»»

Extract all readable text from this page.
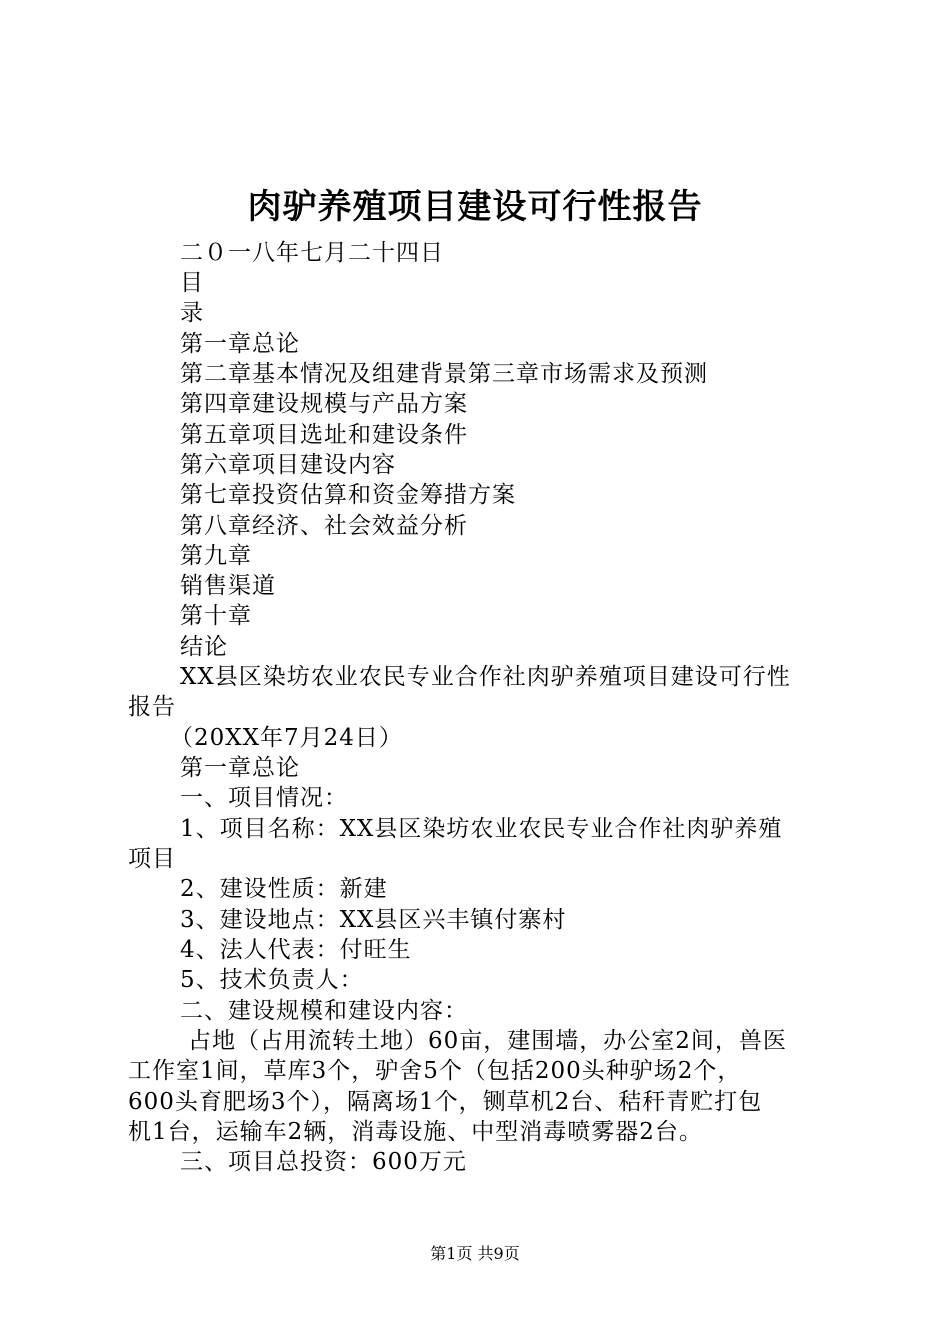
肉驴养殖项目建设可行性报告
二０一八年七月二十四日
目
录
第一章总论
第二章基本情况及组建背景第三章市场需求及预测
第四章建设规模与产品方案
第五章项目选址和建设条件
第六章项目建设内容
第七章投资估算和资金筹措方案
第八章经济、社会效益分析
第九章
销售渠道
第十章
结论
XX县区染坊农业农民专业合作社肉驴养殖项目建设可行性
报告
（20XX年7月24日）
第一章总论
一、项目情况：
1、项目名称：XX县区染坊农业农民专业合作社肉驴养殖
项目
2、建设性质：新建
3、建设地点：XX县区兴丰镇付寨村
4、法人代表：付旺生
5、技术负责人：
二、建设规模和建设内容：
占地（占用流转土地）60亩，建围墙，办公室2间，兽医
工作室1间，草库3个，驴舍5个（包括200头种驴场2个，
600头育肥场3个），隔离场1个，铡草机2台、秸秆青贮打包
机1台，运输车2辆，消毒设施、中型消毒喷雾器2台。
三、项目总投资：600万元
第1页 共9页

««

* Description of the task: Leave out the pictures and output every record above precisely as given.

* Solved problem:
Extract all readable text from this page.
肉驴养殖项目建设可行性报告
二０一八年七月二十四日
目
录
第一章总论
第二章基本情况及组建背景第三章市场需求及预测
第四章建设规模与产品方案
第五章项目选址和建设条件
第六章项目建设内容
第七章投资估算和资金筹措方案
第八章经济、社会效益分析
第九章
销售渠道
第十章
结论
XX县区染坊农业农民专业合作社肉驴养殖项目建设可行性
报告
（20XX年7月24日）
第一章总论
一、项目情况：
1、项目名称：XX县区染坊农业农民专业合作社肉驴养殖
项目
2、建设性质：新建
3、建设地点：XX县区兴丰镇付寨村
4、法人代表：付旺生
5、技术负责人：
二、建设规模和建设内容：
占地（占用流转土地）60亩，建围墙，办公室2间，兽医
工作室1间，草库3个，驴舍5个（包括200头种驴场2个，
600头育肥场3个），隔离场1个，铡草机2台、秸秆青贮打包
机1台，运输车2辆，消毒设施、中型消毒喷雾器2台。
三、项目总投资：600万元
第1页 共9页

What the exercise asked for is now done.